→ **Aim of the task**: Could you repeat every entry below word for word, leaving out the pictures?

++++ Exercise materials ++++

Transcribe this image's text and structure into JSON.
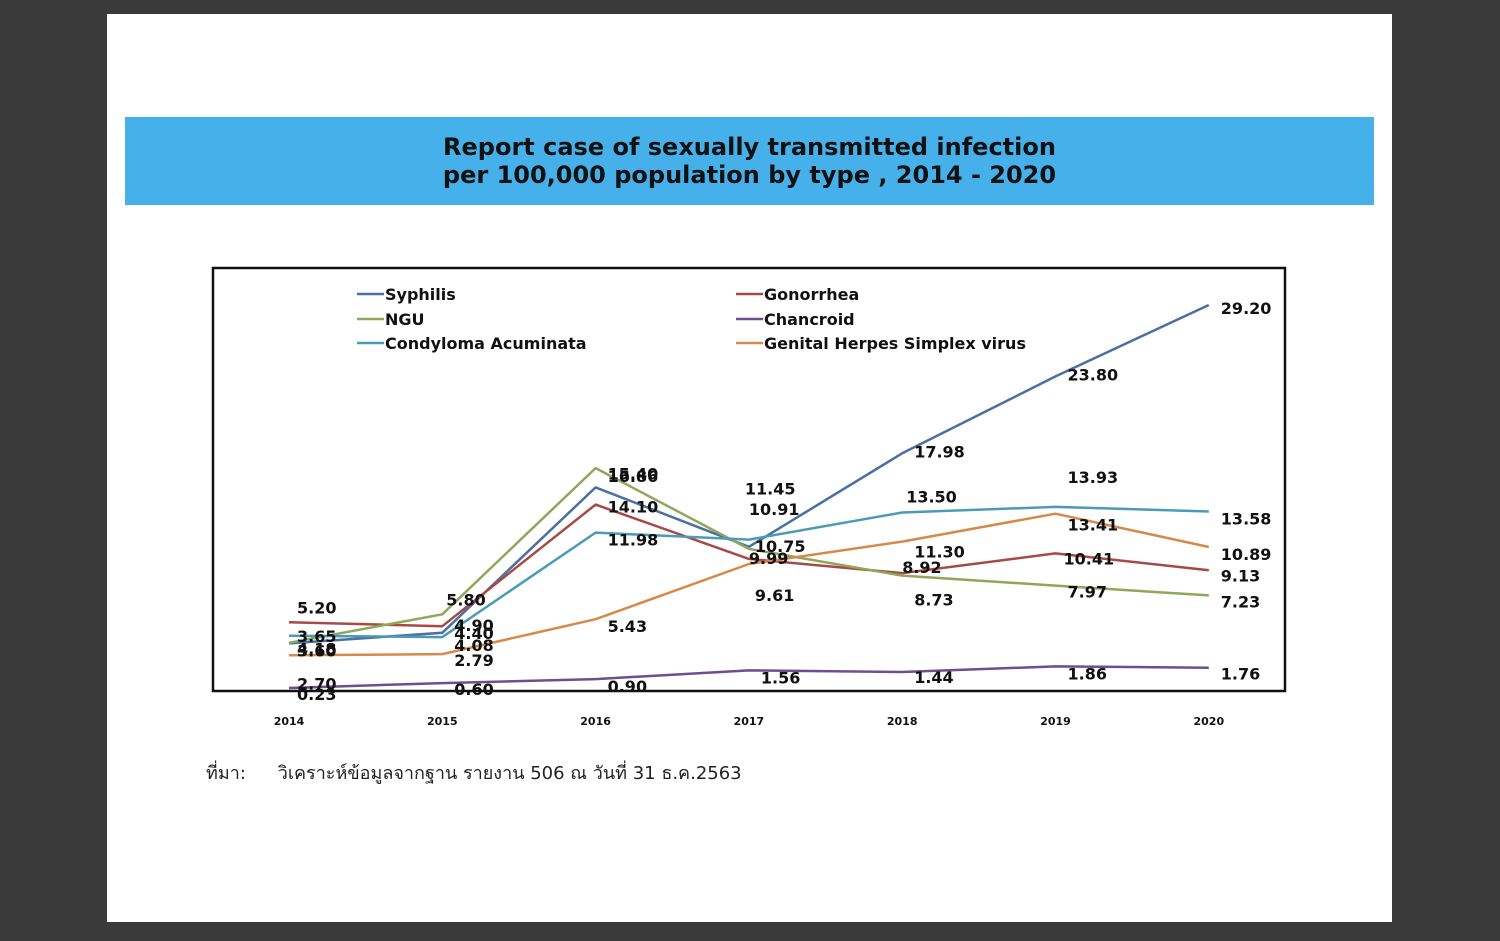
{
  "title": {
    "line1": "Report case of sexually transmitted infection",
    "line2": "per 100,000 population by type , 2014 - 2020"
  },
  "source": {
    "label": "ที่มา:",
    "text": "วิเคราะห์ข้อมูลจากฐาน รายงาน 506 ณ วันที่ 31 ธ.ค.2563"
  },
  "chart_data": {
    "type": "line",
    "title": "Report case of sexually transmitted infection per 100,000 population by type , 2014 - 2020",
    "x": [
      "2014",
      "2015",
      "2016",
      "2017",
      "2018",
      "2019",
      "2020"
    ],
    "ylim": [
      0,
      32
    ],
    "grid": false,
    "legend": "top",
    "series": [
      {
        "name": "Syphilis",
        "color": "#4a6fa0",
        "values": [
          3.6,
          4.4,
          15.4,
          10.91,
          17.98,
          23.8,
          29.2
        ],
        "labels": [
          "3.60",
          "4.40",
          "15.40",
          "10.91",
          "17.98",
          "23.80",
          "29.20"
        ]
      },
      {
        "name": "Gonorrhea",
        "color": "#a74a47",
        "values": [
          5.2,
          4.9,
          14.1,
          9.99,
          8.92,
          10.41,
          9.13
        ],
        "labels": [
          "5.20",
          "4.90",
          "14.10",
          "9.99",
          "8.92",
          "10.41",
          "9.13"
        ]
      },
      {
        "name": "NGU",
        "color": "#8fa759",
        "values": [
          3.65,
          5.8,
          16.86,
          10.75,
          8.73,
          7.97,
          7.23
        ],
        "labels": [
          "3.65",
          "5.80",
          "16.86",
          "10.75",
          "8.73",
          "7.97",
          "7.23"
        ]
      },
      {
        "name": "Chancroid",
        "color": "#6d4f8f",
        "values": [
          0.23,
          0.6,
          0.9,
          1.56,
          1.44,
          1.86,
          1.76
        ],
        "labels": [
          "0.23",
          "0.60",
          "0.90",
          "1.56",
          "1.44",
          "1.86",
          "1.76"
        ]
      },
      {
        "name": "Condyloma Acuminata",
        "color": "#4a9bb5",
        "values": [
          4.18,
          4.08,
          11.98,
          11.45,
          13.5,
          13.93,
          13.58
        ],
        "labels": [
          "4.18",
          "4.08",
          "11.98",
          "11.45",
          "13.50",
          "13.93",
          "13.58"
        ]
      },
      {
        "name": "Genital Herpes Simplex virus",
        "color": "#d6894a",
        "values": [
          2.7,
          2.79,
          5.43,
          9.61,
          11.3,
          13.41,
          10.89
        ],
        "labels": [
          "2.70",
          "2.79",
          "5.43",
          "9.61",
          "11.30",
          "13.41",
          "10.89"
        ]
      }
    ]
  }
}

++++

→ **Written response**:
Transcribe this image's text and structure into JSON.
{
  "title": {
    "line1": "Report case of sexually transmitted infection",
    "line2": "per 100,000 population by type , 2014 - 2020"
  },
  "source": {
    "label": "ที่มา:",
    "text": "วิเคราะห์ข้อมูลจากฐาน รายงาน 506 ณ วันที่ 31 ธ.ค.2563"
  },
  "chart_data": {
    "type": "line",
    "title": "Report case of sexually transmitted infection per 100,000 population by type , 2014 - 2020",
    "x": [
      "2014",
      "2015",
      "2016",
      "2017",
      "2018",
      "2019",
      "2020"
    ],
    "ylim": [
      0,
      32
    ],
    "grid": false,
    "legend": "top",
    "series": [
      {
        "name": "Syphilis",
        "color": "#4a6fa0",
        "values": [
          3.6,
          4.4,
          15.4,
          10.91,
          17.98,
          23.8,
          29.2
        ],
        "labels": [
          "3.60",
          "4.40",
          "15.40",
          "10.91",
          "17.98",
          "23.80",
          "29.20"
        ]
      },
      {
        "name": "Gonorrhea",
        "color": "#a74a47",
        "values": [
          5.2,
          4.9,
          14.1,
          9.99,
          8.92,
          10.41,
          9.13
        ],
        "labels": [
          "5.20",
          "4.90",
          "14.10",
          "9.99",
          "8.92",
          "10.41",
          "9.13"
        ]
      },
      {
        "name": "NGU",
        "color": "#8fa759",
        "values": [
          3.65,
          5.8,
          16.86,
          10.75,
          8.73,
          7.97,
          7.23
        ],
        "labels": [
          "3.65",
          "5.80",
          "16.86",
          "10.75",
          "8.73",
          "7.97",
          "7.23"
        ]
      },
      {
        "name": "Chancroid",
        "color": "#6d4f8f",
        "values": [
          0.23,
          0.6,
          0.9,
          1.56,
          1.44,
          1.86,
          1.76
        ],
        "labels": [
          "0.23",
          "0.60",
          "0.90",
          "1.56",
          "1.44",
          "1.86",
          "1.76"
        ]
      },
      {
        "name": "Condyloma Acuminata",
        "color": "#4a9bb5",
        "values": [
          4.18,
          4.08,
          11.98,
          11.45,
          13.5,
          13.93,
          13.58
        ],
        "labels": [
          "4.18",
          "4.08",
          "11.98",
          "11.45",
          "13.50",
          "13.93",
          "13.58"
        ]
      },
      {
        "name": "Genital Herpes Simplex virus",
        "color": "#d6894a",
        "values": [
          2.7,
          2.79,
          5.43,
          9.61,
          11.3,
          13.41,
          10.89
        ],
        "labels": [
          "2.70",
          "2.79",
          "5.43",
          "9.61",
          "11.30",
          "13.41",
          "10.89"
        ]
      }
    ]
  }
}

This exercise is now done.